§ **Figure contents as structured data**:
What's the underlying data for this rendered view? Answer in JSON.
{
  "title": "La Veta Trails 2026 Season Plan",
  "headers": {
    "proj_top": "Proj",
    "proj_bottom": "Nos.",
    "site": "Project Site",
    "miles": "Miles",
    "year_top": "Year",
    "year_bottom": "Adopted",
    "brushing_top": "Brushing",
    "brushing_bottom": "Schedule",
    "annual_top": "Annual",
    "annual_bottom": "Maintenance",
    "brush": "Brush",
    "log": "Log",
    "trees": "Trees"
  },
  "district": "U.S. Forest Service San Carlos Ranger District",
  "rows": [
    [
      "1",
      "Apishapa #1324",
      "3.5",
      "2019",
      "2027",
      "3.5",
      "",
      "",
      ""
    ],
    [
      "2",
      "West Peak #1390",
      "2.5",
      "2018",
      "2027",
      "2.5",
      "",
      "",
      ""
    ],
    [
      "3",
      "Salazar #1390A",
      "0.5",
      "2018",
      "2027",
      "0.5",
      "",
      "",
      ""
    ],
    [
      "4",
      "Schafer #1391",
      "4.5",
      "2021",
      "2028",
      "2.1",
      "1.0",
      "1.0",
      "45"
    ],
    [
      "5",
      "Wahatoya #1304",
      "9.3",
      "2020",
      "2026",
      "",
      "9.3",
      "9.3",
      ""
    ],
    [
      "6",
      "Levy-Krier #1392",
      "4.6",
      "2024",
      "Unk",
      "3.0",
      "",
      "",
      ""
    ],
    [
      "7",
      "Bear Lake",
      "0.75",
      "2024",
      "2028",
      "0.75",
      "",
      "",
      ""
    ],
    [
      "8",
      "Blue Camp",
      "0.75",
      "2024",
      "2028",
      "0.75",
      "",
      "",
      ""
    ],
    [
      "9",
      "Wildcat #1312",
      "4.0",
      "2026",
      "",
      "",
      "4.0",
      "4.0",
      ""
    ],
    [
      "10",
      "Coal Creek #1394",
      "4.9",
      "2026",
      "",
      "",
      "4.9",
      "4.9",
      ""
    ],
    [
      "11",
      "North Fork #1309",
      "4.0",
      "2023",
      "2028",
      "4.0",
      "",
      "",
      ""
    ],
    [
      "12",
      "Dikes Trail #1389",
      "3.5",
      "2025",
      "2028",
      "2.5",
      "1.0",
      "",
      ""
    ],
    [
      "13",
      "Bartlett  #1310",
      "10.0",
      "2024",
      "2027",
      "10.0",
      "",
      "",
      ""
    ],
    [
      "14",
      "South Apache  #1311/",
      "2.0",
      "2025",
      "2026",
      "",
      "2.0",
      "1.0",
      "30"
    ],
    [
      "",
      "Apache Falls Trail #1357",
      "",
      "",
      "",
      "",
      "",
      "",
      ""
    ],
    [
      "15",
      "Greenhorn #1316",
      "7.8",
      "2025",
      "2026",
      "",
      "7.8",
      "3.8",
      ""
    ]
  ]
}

§ **WHAT YOU ARE ASKED TO DO**:
Using the entries above, please restate each one word for word.

§ **COMPLETE RESPONSE**:
What's the underlying data for this rendered view? Answer in JSON.
{
  "title": "La Veta Trails 2026 Season Plan",
  "headers": {
    "proj_top": "Proj",
    "proj_bottom": "Nos.",
    "site": "Project Site",
    "miles": "Miles",
    "year_top": "Year",
    "year_bottom": "Adopted",
    "brushing_top": "Brushing",
    "brushing_bottom": "Schedule",
    "annual_top": "Annual",
    "annual_bottom": "Maintenance",
    "brush": "Brush",
    "log": "Log",
    "trees": "Trees"
  },
  "district": "U.S. Forest Service San Carlos Ranger District",
  "rows": [
    [
      "1",
      "Apishapa #1324",
      "3.5",
      "2019",
      "2027",
      "3.5",
      "",
      "",
      ""
    ],
    [
      "2",
      "West Peak #1390",
      "2.5",
      "2018",
      "2027",
      "2.5",
      "",
      "",
      ""
    ],
    [
      "3",
      "Salazar #1390A",
      "0.5",
      "2018",
      "2027",
      "0.5",
      "",
      "",
      ""
    ],
    [
      "4",
      "Schafer #1391",
      "4.5",
      "2021",
      "2028",
      "2.1",
      "1.0",
      "1.0",
      "45"
    ],
    [
      "5",
      "Wahatoya #1304",
      "9.3",
      "2020",
      "2026",
      "",
      "9.3",
      "9.3",
      ""
    ],
    [
      "6",
      "Levy-Krier #1392",
      "4.6",
      "2024",
      "Unk",
      "3.0",
      "",
      "",
      ""
    ],
    [
      "7",
      "Bear Lake",
      "0.75",
      "2024",
      "2028",
      "0.75",
      "",
      "",
      ""
    ],
    [
      "8",
      "Blue Camp",
      "0.75",
      "2024",
      "2028",
      "0.75",
      "",
      "",
      ""
    ],
    [
      "9",
      "Wildcat #1312",
      "4.0",
      "2026",
      "",
      "",
      "4.0",
      "4.0",
      ""
    ],
    [
      "10",
      "Coal Creek #1394",
      "4.9",
      "2026",
      "",
      "",
      "4.9",
      "4.9",
      ""
    ],
    [
      "11",
      "North Fork #1309",
      "4.0",
      "2023",
      "2028",
      "4.0",
      "",
      "",
      ""
    ],
    [
      "12",
      "Dikes Trail #1389",
      "3.5",
      "2025",
      "2028",
      "2.5",
      "1.0",
      "",
      ""
    ],
    [
      "13",
      "Bartlett  #1310",
      "10.0",
      "2024",
      "2027",
      "10.0",
      "",
      "",
      ""
    ],
    [
      "14",
      "South Apache  #1311/",
      "2.0",
      "2025",
      "2026",
      "",
      "2.0",
      "1.0",
      "30"
    ],
    [
      "",
      "Apache Falls Trail #1357",
      "",
      "",
      "",
      "",
      "",
      "",
      ""
    ],
    [
      "15",
      "Greenhorn #1316",
      "7.8",
      "2025",
      "2026",
      "",
      "7.8",
      "3.8",
      ""
    ]
  ]
}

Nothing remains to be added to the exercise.